> **Written task**
Count each line in which the word "area" appears. Reply with the total and nothing more.
= = = = = = =
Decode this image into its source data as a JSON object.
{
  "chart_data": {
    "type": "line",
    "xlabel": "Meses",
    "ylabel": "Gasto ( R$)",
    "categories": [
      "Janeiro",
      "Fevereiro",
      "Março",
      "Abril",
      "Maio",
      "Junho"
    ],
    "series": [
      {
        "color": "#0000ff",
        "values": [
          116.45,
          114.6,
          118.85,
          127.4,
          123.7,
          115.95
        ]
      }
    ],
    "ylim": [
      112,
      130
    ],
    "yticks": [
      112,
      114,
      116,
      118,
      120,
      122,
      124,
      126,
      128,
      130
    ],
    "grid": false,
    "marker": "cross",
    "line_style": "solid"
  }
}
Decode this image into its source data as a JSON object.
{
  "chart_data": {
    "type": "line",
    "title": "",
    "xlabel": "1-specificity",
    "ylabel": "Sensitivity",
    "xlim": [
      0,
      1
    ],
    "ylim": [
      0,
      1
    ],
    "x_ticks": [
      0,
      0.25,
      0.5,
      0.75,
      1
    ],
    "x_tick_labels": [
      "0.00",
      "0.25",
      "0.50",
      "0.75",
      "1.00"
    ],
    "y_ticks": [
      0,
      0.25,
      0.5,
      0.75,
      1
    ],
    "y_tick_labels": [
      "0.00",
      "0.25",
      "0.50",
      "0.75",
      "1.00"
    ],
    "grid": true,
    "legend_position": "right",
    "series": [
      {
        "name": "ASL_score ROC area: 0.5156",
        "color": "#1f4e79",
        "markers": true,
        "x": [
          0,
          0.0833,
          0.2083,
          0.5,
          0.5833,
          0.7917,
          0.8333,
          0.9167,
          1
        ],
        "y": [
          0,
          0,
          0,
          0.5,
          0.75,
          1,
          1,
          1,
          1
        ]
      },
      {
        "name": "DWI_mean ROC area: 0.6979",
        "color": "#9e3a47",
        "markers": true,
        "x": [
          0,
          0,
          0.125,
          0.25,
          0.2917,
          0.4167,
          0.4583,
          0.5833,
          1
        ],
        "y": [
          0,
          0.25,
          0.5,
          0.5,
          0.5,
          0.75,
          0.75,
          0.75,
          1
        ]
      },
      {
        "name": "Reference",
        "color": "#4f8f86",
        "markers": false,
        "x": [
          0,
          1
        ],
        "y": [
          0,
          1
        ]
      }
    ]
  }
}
= = = = = = =
> **Result of the task**
2